MATERIAL FOR THIS TASK:
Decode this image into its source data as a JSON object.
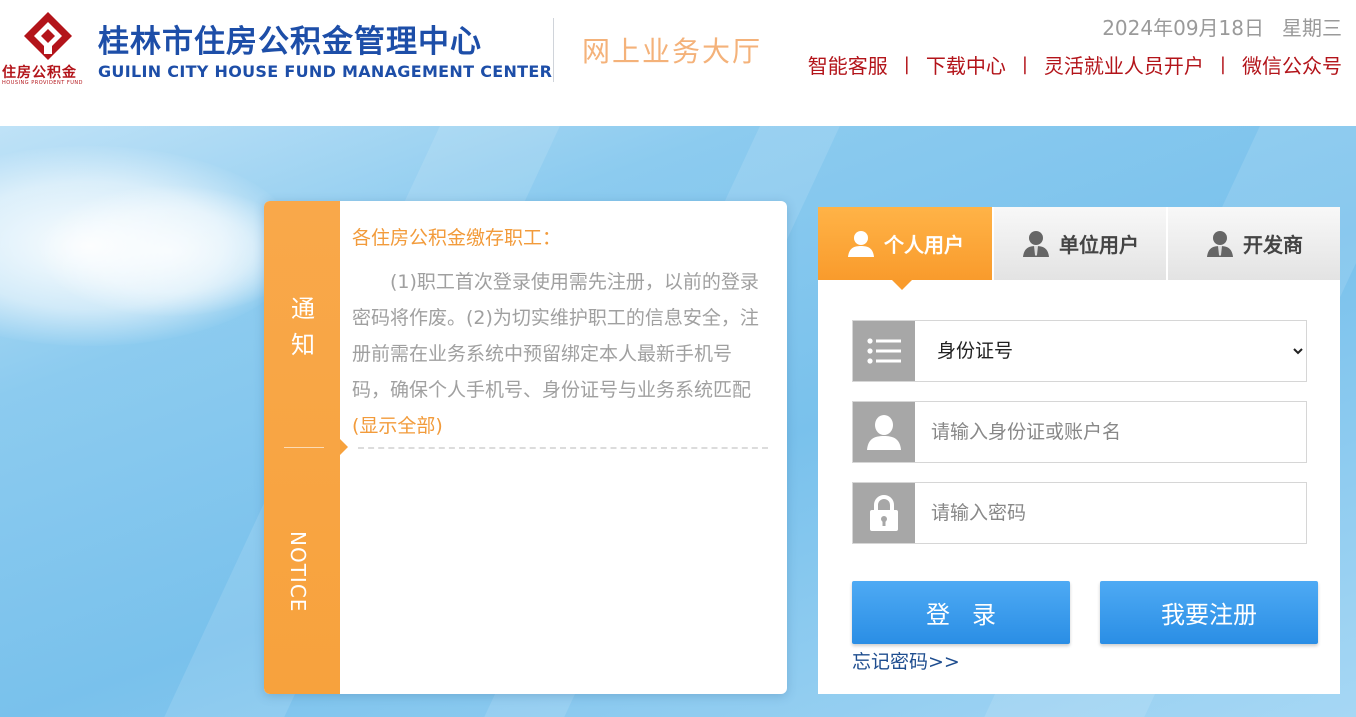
{
  "header": {
    "logo_icon": "housing-fund-logo-icon",
    "logo_small_cn": "住房公积金",
    "logo_tiny_en": "HOUSING PROVIDENT FUND",
    "org_name_cn": "桂林市住房公积金管理中心",
    "org_name_en": "GUILIN CITY HOUSE FUND  MANAGEMENT CENTER",
    "subtitle": "网上业务大厅",
    "date": "2024年09月18日",
    "weekday": "星期三",
    "nav": [
      {
        "label": "智能客服"
      },
      {
        "label": "下载中心"
      },
      {
        "label": "灵活就业人员开户"
      },
      {
        "label": "微信公众号"
      }
    ],
    "nav_separator": "|"
  },
  "notice": {
    "strip_cn": "通知",
    "strip_en": "NOTICE",
    "title": "各住房公积金缴存职工：",
    "body": "(1)职工首次登录使用需先注册，以前的登录密码将作废。(2)为切实维护职工的信息安全，注册前需在业务系统中预留绑定本人最新手机号码，确保个人手机号、身份证号与业务系统匹配",
    "show_all": "(显示全部)"
  },
  "login": {
    "tabs": [
      {
        "label": "个人用户",
        "icon": "user-icon",
        "active": true
      },
      {
        "label": "单位用户",
        "icon": "user-icon",
        "active": false
      },
      {
        "label": "开发商",
        "icon": "user-icon",
        "active": false
      }
    ],
    "id_type": {
      "icon": "list-icon",
      "selected": "身份证号"
    },
    "account": {
      "icon": "user-icon",
      "placeholder": "请输入身份证或账户名",
      "value": ""
    },
    "password": {
      "icon": "lock-icon",
      "placeholder": "请输入密码",
      "value": ""
    },
    "login_button": "登录",
    "register_button": "我要注册",
    "forgot_link": "忘记密码>>"
  },
  "colors": {
    "brand_red": "#b3141a",
    "brand_blue": "#1d4ea8",
    "accent_orange": "#f99b2c",
    "button_blue": "#2a8ee5",
    "sky_blue": "#79c1ec"
  }
}
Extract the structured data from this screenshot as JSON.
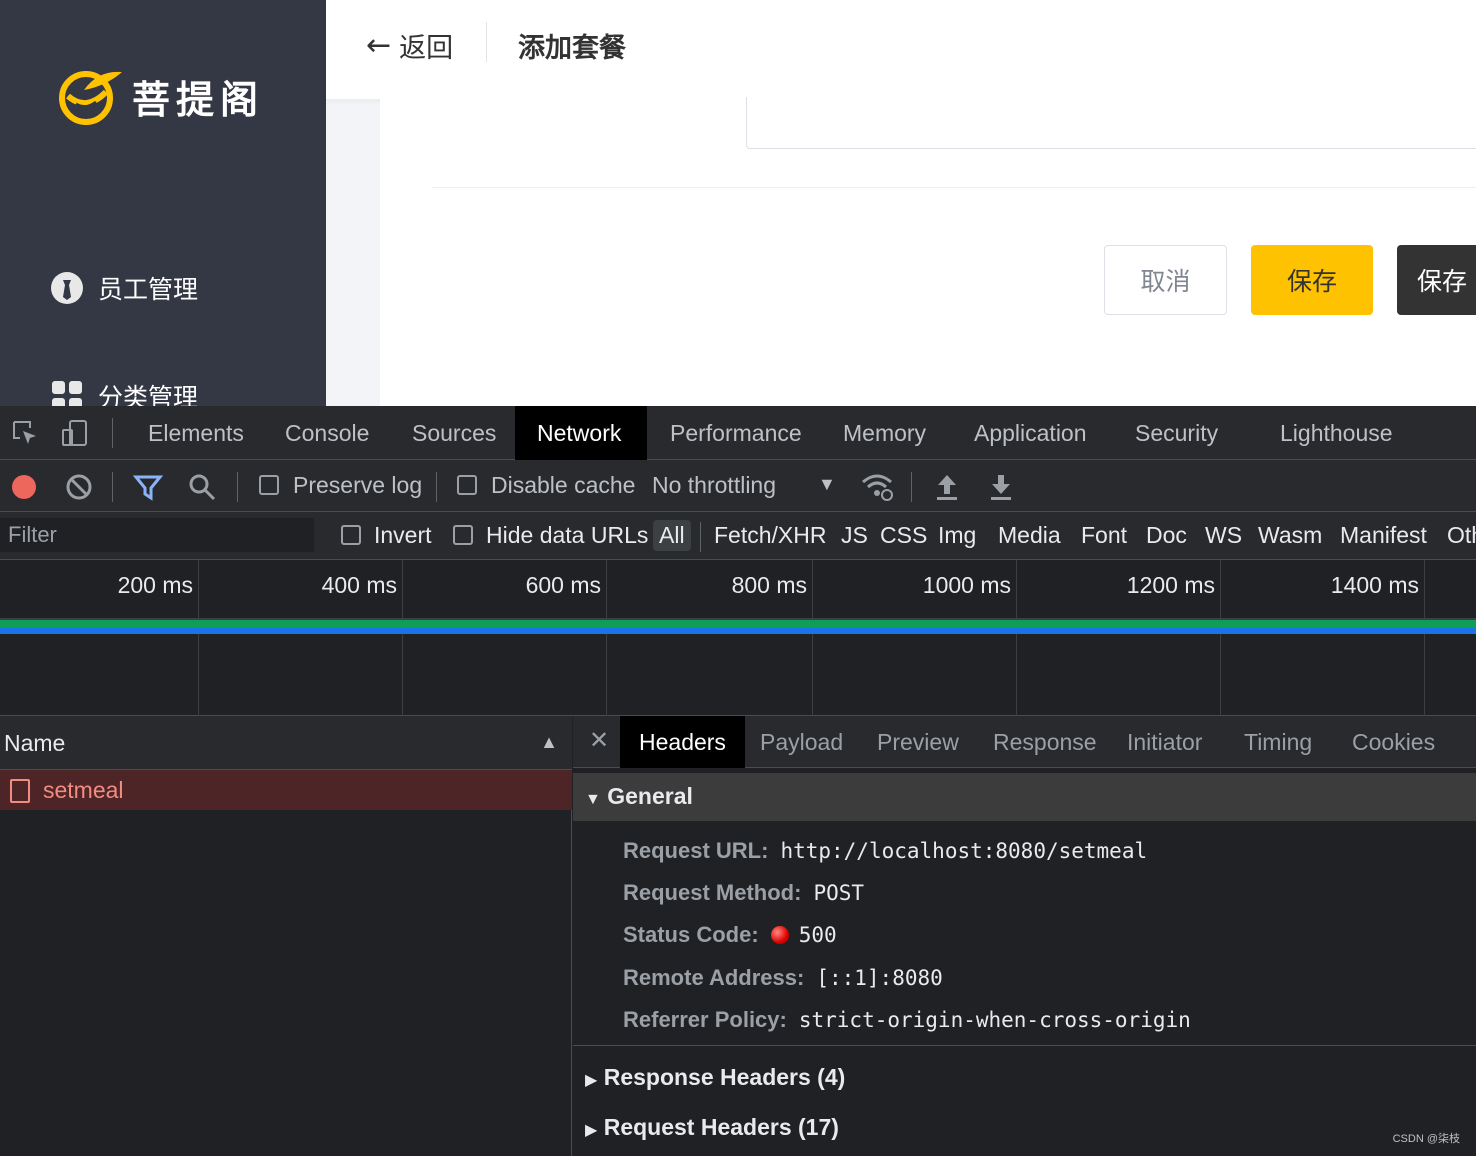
{
  "app": {
    "logo_text": "菩提阁",
    "sidebar": [
      {
        "label": "员工管理",
        "icon": "employee-icon"
      },
      {
        "label": "分类管理",
        "icon": "category-icon"
      }
    ],
    "back_label": "返回",
    "page_title": "添加套餐",
    "buttons": {
      "cancel": "取消",
      "save": "保存",
      "save_continue": "保存"
    }
  },
  "devtools": {
    "tabs": [
      "Elements",
      "Console",
      "Sources",
      "Network",
      "Performance",
      "Memory",
      "Application",
      "Security",
      "Lighthouse"
    ],
    "active_tab": "Network",
    "toolbar": {
      "preserve_log": "Preserve log",
      "disable_cache": "Disable cache",
      "throttling": "No throttling"
    },
    "filter": {
      "placeholder": "Filter",
      "invert": "Invert",
      "hide_data_urls": "Hide data URLs",
      "types": [
        "All",
        "Fetch/XHR",
        "JS",
        "CSS",
        "Img",
        "Media",
        "Font",
        "Doc",
        "WS",
        "Wasm",
        "Manifest",
        "Oth"
      ],
      "active_type": "All"
    },
    "timeline_ticks": [
      "200 ms",
      "400 ms",
      "600 ms",
      "800 ms",
      "1000 ms",
      "1200 ms",
      "1400 ms"
    ],
    "colors": {
      "green": "#0f9d58",
      "blue": "#1a73e8",
      "error": "#f28b82"
    },
    "requests": {
      "column": "Name",
      "rows": [
        {
          "name": "setmeal",
          "status": "error"
        }
      ]
    },
    "detail": {
      "tabs": [
        "Headers",
        "Payload",
        "Preview",
        "Response",
        "Initiator",
        "Timing",
        "Cookies"
      ],
      "active_tab": "Headers",
      "general_title": "General",
      "general": [
        {
          "key": "Request URL:",
          "value": "http://localhost:8080/setmeal"
        },
        {
          "key": "Request Method:",
          "value": "POST"
        },
        {
          "key": "Status Code:",
          "value": "500"
        },
        {
          "key": "Remote Address:",
          "value": "[::1]:8080"
        },
        {
          "key": "Referrer Policy:",
          "value": "strict-origin-when-cross-origin"
        }
      ],
      "response_headers": "Response Headers (4)",
      "request_headers": "Request Headers (17)"
    },
    "watermark": "CSDN @柒枝"
  }
}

EXERCISE: Filter the records, keeping only lines that contain "setmeal", and show those lines.

RESULT FOR THIS TASK:
          "name": "setmeal",
          "value": "http://localhost:8080/setmeal"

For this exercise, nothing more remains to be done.